#### DATASET CONTENT:
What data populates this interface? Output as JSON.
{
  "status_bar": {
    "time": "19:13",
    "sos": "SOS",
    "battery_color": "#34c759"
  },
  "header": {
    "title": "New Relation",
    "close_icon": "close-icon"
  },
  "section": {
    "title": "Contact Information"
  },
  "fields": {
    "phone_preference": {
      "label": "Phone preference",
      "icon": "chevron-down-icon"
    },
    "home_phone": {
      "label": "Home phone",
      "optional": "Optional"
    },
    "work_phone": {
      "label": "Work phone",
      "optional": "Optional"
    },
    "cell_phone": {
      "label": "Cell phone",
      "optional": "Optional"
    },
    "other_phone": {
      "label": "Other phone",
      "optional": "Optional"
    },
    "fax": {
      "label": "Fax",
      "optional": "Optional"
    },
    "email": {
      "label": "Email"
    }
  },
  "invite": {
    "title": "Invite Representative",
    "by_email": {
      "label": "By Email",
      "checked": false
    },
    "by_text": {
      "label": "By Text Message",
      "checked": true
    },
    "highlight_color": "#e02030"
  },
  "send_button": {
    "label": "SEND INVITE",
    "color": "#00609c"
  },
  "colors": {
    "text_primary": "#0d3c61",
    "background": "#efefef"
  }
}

#### TASK BRIEF:
Type out the material again exactly as presented.

#### ANSWER FOR THIS EXERCISE:
What data populates this interface? Output as JSON.
{
  "status_bar": {
    "time": "19:13",
    "sos": "SOS",
    "battery_color": "#34c759"
  },
  "header": {
    "title": "New Relation",
    "close_icon": "close-icon"
  },
  "section": {
    "title": "Contact Information"
  },
  "fields": {
    "phone_preference": {
      "label": "Phone preference",
      "icon": "chevron-down-icon"
    },
    "home_phone": {
      "label": "Home phone",
      "optional": "Optional"
    },
    "work_phone": {
      "label": "Work phone",
      "optional": "Optional"
    },
    "cell_phone": {
      "label": "Cell phone",
      "optional": "Optional"
    },
    "other_phone": {
      "label": "Other phone",
      "optional": "Optional"
    },
    "fax": {
      "label": "Fax",
      "optional": "Optional"
    },
    "email": {
      "label": "Email"
    }
  },
  "invite": {
    "title": "Invite Representative",
    "by_email": {
      "label": "By Email",
      "checked": false
    },
    "by_text": {
      "label": "By Text Message",
      "checked": true
    },
    "highlight_color": "#e02030"
  },
  "send_button": {
    "label": "SEND INVITE",
    "color": "#00609c"
  },
  "colors": {
    "text_primary": "#0d3c61",
    "background": "#efefef"
  }
}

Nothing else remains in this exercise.